In your copy, repeat the records exactly and leave out the pictures.

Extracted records
---

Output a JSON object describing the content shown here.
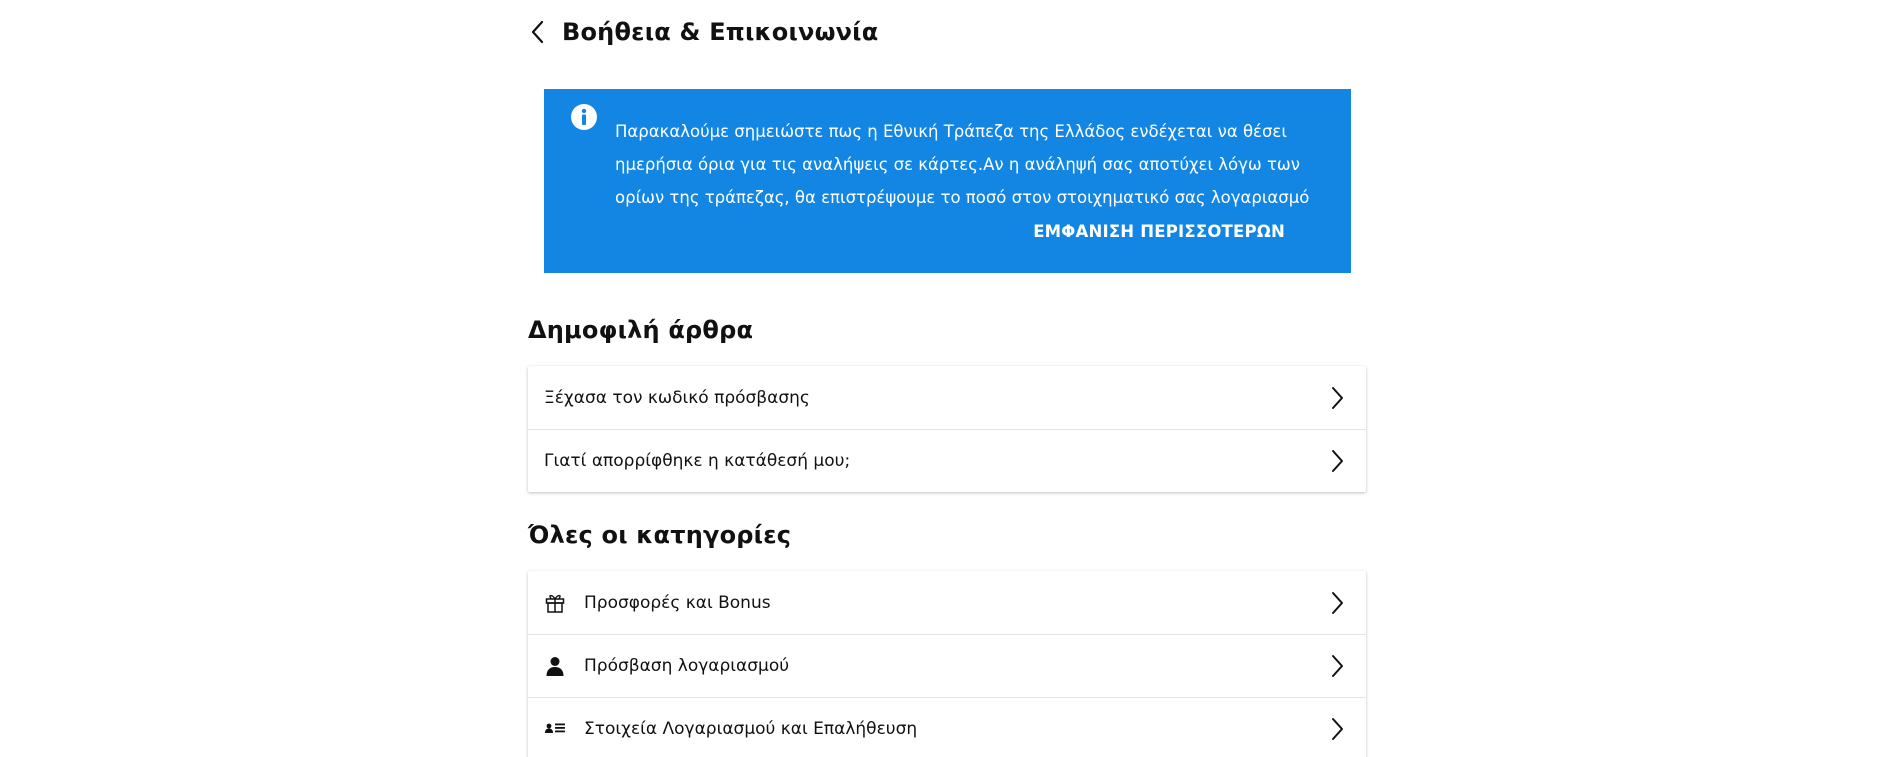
{
  "header": {
    "back_icon": "chevron-left-icon",
    "title": "Βοήθεια & Επικοινωνία"
  },
  "notice": {
    "icon": "info-icon",
    "text": "Παρακαλούμε σημειώστε πως η Εθνική Τράπεζα της Ελλάδος ενδέχεται να θέσει ημερήσια όρια για τις αναλήψεις σε κάρτες.Αν η ανάληψή σας αποτύχει λόγω των ορίων της τράπεζας, θα επιστρέψουμε το ποσό στον στοιχηματικό σας λογαριασμό και",
    "more_label": "ΕΜΦΑΝΙΣΗ ΠΕΡΙΣΣΟΤΕΡΩΝ",
    "background_color": "#1286e2"
  },
  "popular": {
    "title": "Δημοφιλή άρθρα",
    "items": [
      {
        "label": "Ξέχασα τον κωδικό πρόσβασης"
      },
      {
        "label": "Γιατί απορρίφθηκε η κατάθεσή μου;"
      }
    ]
  },
  "categories": {
    "title": "Όλες οι κατηγορίες",
    "items": [
      {
        "label": "Προσφορές και Bonus",
        "icon": "gift-icon"
      },
      {
        "label": "Πρόσβαση λογαριασμού",
        "icon": "user-icon"
      },
      {
        "label": "Στοιχεία Λογαριασμού και Επαλήθευση",
        "icon": "id-card-list-icon"
      }
    ]
  }
}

---

* ANSWER FOR THIS EXERCISE:
Output a JSON object describing the content shown here.
{
  "header": {
    "back_icon": "chevron-left-icon",
    "title": "Βοήθεια & Επικοινωνία"
  },
  "notice": {
    "icon": "info-icon",
    "text": "Παρακαλούμε σημειώστε πως η Εθνική Τράπεζα της Ελλάδος ενδέχεται να θέσει ημερήσια όρια για τις αναλήψεις σε κάρτες.Αν η ανάληψή σας αποτύχει λόγω των ορίων της τράπεζας, θα επιστρέψουμε το ποσό στον στοιχηματικό σας λογαριασμό και",
    "more_label": "ΕΜΦΑΝΙΣΗ ΠΕΡΙΣΣΟΤΕΡΩΝ",
    "background_color": "#1286e2"
  },
  "popular": {
    "title": "Δημοφιλή άρθρα",
    "items": [
      {
        "label": "Ξέχασα τον κωδικό πρόσβασης"
      },
      {
        "label": "Γιατί απορρίφθηκε η κατάθεσή μου;"
      }
    ]
  },
  "categories": {
    "title": "Όλες οι κατηγορίες",
    "items": [
      {
        "label": "Προσφορές και Bonus",
        "icon": "gift-icon"
      },
      {
        "label": "Πρόσβαση λογαριασμού",
        "icon": "user-icon"
      },
      {
        "label": "Στοιχεία Λογαριασμού και Επαλήθευση",
        "icon": "id-card-list-icon"
      }
    ]
  }
}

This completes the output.